*INSTRUCTIONS FOR THE TASK*
Reproduce the listing below verbatim.

*GIVEN DATA*
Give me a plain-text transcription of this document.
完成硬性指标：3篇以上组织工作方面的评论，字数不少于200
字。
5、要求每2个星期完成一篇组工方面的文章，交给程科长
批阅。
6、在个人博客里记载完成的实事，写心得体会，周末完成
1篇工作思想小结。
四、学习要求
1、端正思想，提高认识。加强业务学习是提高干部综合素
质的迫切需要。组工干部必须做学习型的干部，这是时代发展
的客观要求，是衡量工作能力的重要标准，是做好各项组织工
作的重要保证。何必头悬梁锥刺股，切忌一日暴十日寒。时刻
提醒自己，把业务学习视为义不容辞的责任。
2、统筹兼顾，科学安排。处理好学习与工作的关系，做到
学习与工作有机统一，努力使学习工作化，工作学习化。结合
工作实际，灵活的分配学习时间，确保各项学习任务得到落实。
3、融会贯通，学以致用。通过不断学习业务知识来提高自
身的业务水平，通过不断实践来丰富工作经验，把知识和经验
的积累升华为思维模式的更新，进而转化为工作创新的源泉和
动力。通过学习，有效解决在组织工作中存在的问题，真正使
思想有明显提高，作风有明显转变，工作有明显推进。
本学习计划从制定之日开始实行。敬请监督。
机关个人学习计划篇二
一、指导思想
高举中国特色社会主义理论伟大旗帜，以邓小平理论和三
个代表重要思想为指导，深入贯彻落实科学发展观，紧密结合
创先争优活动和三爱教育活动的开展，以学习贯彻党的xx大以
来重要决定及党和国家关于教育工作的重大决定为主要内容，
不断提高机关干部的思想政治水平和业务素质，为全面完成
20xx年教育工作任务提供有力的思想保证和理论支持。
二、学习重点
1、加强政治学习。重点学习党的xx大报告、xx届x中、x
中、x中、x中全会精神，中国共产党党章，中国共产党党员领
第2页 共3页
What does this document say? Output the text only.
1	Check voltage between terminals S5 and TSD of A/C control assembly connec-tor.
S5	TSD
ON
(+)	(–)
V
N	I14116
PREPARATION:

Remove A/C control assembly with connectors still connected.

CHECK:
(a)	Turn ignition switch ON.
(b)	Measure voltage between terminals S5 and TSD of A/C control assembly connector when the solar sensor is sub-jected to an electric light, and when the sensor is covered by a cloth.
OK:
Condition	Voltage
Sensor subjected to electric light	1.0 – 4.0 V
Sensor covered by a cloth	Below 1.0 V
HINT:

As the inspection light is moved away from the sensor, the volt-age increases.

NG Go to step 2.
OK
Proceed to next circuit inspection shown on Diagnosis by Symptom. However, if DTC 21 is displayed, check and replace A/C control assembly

*ANSWER TO THIS TASK*
Give me a plain-text transcription of this document.
完成硬性指标：3篇以上组织工作方面的评论，字数不少于200
字。
5、要求每2个星期完成一篇组工方面的文章，交给程科长
批阅。
6、在个人博客里记载完成的实事，写心得体会，周末完成
1篇工作思想小结。
四、学习要求
1、端正思想，提高认识。加强业务学习是提高干部综合素
质的迫切需要。组工干部必须做学习型的干部，这是时代发展
的客观要求，是衡量工作能力的重要标准，是做好各项组织工
作的重要保证。何必头悬梁锥刺股，切忌一日暴十日寒。时刻
提醒自己，把业务学习视为义不容辞的责任。
2、统筹兼顾，科学安排。处理好学习与工作的关系，做到
学习与工作有机统一，努力使学习工作化，工作学习化。结合
工作实际，灵活的分配学习时间，确保各项学习任务得到落实。
3、融会贯通，学以致用。通过不断学习业务知识来提高自
身的业务水平，通过不断实践来丰富工作经验，把知识和经验
的积累升华为思维模式的更新，进而转化为工作创新的源泉和
动力。通过学习，有效解决在组织工作中存在的问题，真正使
思想有明显提高，作风有明显转变，工作有明显推进。
本学习计划从制定之日开始实行。敬请监督。
机关个人学习计划篇二
一、指导思想
高举中国特色社会主义理论伟大旗帜，以邓小平理论和三
个代表重要思想为指导，深入贯彻落实科学发展观，紧密结合
创先争优活动和三爱教育活动的开展，以学习贯彻党的xx大以
来重要决定及党和国家关于教育工作的重大决定为主要内容，
不断提高机关干部的思想政治水平和业务素质，为全面完成
20xx年教育工作任务提供有力的思想保证和理论支持。
二、学习重点
1、加强政治学习。重点学习党的xx大报告、xx届x中、x
中、x中、x中全会精神，中国共产党党章，中国共产党党员领
第2页 共3页
What does this document say? Output the text only.
1	Check voltage between terminals S5 and TSD of A/C control assembly connec-tor.
S5	TSD
ON
(+)	(–)
V
N	I14116
PREPARATION:

Remove A/C control assembly with connectors still connected.

CHECK:
(a)	Turn ignition switch ON.
(b)	Measure voltage between terminals S5 and TSD of A/C control assembly connector when the solar sensor is sub-jected to an electric light, and when the sensor is covered by a cloth.
OK:
Condition	Voltage
Sensor subjected to electric light	1.0 – 4.0 V
Sensor covered by a cloth	Below 1.0 V
HINT:

As the inspection light is moved away from the sensor, the volt-age increases.

NG Go to step 2.
OK
Proceed to next circuit inspection shown on Diagnosis by Symptom. However, if DTC 21 is displayed, check and replace A/C control assembly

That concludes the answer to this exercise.